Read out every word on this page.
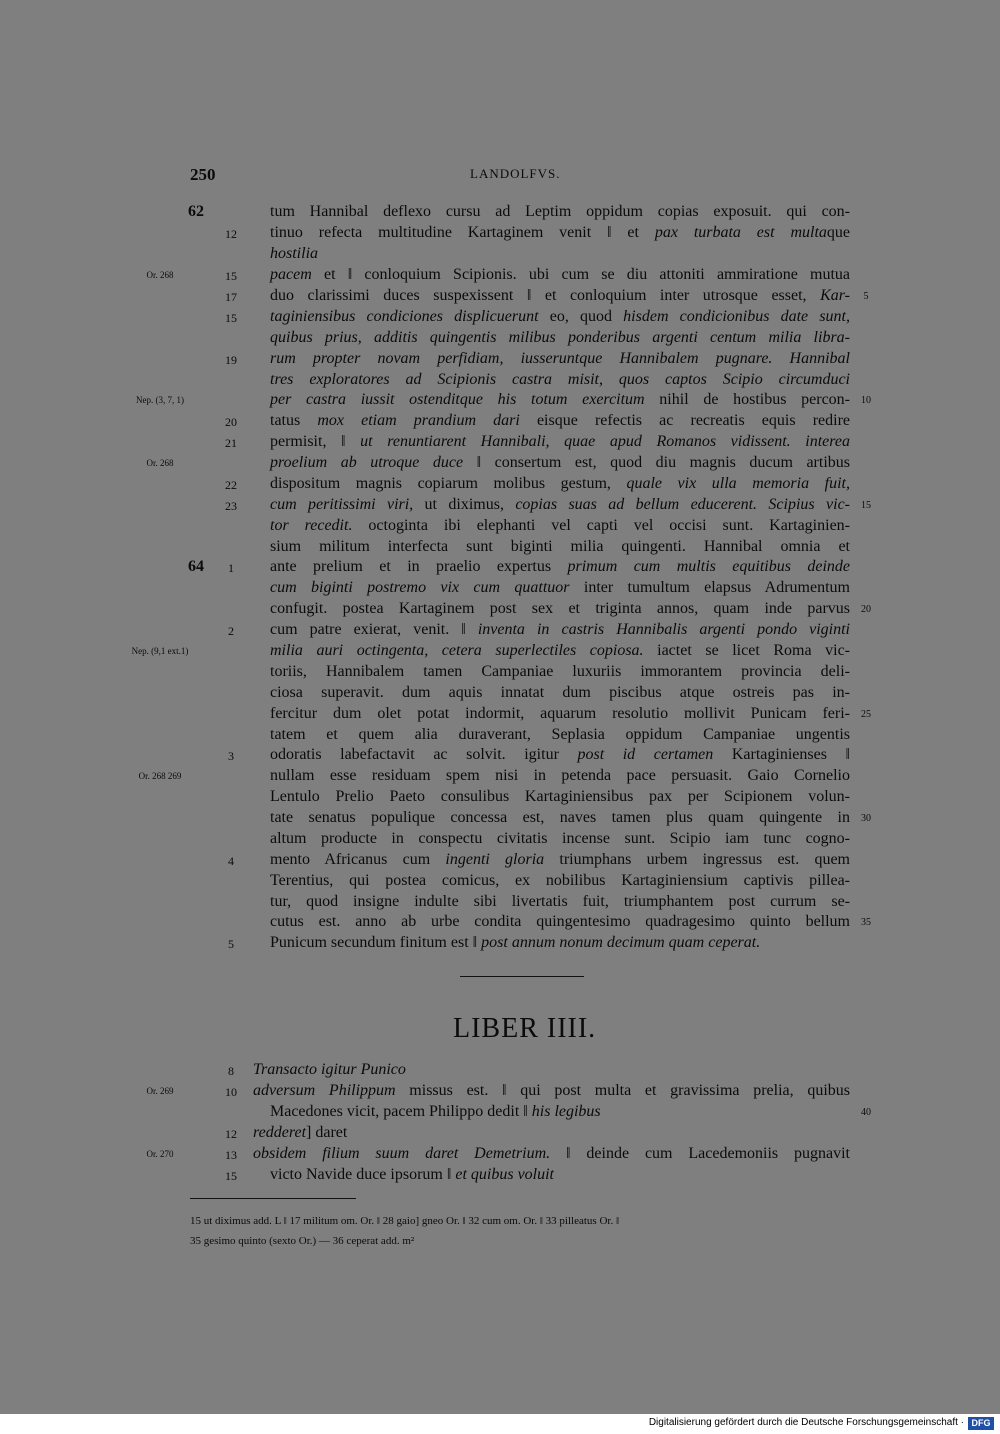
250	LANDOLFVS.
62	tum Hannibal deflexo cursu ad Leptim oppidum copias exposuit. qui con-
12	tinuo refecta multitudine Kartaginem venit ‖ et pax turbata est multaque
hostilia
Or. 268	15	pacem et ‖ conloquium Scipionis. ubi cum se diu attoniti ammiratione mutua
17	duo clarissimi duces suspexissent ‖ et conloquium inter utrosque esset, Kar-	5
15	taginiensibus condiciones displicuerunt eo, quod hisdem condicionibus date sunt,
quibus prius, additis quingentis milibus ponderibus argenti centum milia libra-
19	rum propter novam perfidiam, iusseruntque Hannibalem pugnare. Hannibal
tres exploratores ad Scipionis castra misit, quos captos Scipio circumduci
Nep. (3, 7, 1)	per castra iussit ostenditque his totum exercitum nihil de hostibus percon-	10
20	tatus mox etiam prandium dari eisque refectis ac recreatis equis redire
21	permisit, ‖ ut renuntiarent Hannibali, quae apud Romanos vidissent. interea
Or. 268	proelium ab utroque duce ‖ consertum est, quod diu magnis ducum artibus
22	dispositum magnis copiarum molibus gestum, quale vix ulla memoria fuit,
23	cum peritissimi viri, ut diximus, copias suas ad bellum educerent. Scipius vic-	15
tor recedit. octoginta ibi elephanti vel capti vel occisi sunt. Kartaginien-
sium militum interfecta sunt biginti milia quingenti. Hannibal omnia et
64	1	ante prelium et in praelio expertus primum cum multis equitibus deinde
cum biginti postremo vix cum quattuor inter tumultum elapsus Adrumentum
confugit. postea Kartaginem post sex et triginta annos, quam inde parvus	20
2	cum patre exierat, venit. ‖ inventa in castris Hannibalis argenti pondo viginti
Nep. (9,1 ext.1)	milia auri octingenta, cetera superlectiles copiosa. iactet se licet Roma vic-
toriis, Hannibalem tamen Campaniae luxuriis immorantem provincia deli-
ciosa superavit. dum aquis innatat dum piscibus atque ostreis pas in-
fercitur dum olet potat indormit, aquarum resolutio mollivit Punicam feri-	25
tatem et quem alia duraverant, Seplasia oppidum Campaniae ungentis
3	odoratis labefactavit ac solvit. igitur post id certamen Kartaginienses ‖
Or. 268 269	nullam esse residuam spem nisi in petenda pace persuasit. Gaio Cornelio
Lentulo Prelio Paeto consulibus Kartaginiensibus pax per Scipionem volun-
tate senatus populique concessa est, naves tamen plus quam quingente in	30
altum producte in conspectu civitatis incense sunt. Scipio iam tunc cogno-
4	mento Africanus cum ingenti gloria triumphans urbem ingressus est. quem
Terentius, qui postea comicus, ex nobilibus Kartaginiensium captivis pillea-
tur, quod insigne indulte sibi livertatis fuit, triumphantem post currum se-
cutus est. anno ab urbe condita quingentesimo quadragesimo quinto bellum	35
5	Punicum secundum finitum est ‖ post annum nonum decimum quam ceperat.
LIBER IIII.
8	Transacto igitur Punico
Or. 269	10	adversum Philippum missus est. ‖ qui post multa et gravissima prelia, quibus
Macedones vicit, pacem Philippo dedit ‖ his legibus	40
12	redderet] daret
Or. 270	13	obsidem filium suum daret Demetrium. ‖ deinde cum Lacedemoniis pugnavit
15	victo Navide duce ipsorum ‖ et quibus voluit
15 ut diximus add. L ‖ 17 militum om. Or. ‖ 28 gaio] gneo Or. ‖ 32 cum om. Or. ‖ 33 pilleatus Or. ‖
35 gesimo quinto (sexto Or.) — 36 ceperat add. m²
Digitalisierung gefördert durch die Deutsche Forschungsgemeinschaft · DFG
────────
[GIVEN REQUEST]: Copy each line containing the word "biginti" from the data.

[EXERCISE OUTPUT]:
sium militum interfecta sunt biginti milia quingenti. Hannibal omnia et
cum biginti postremo vix cum quattuor inter tumultum elapsus Adrumentum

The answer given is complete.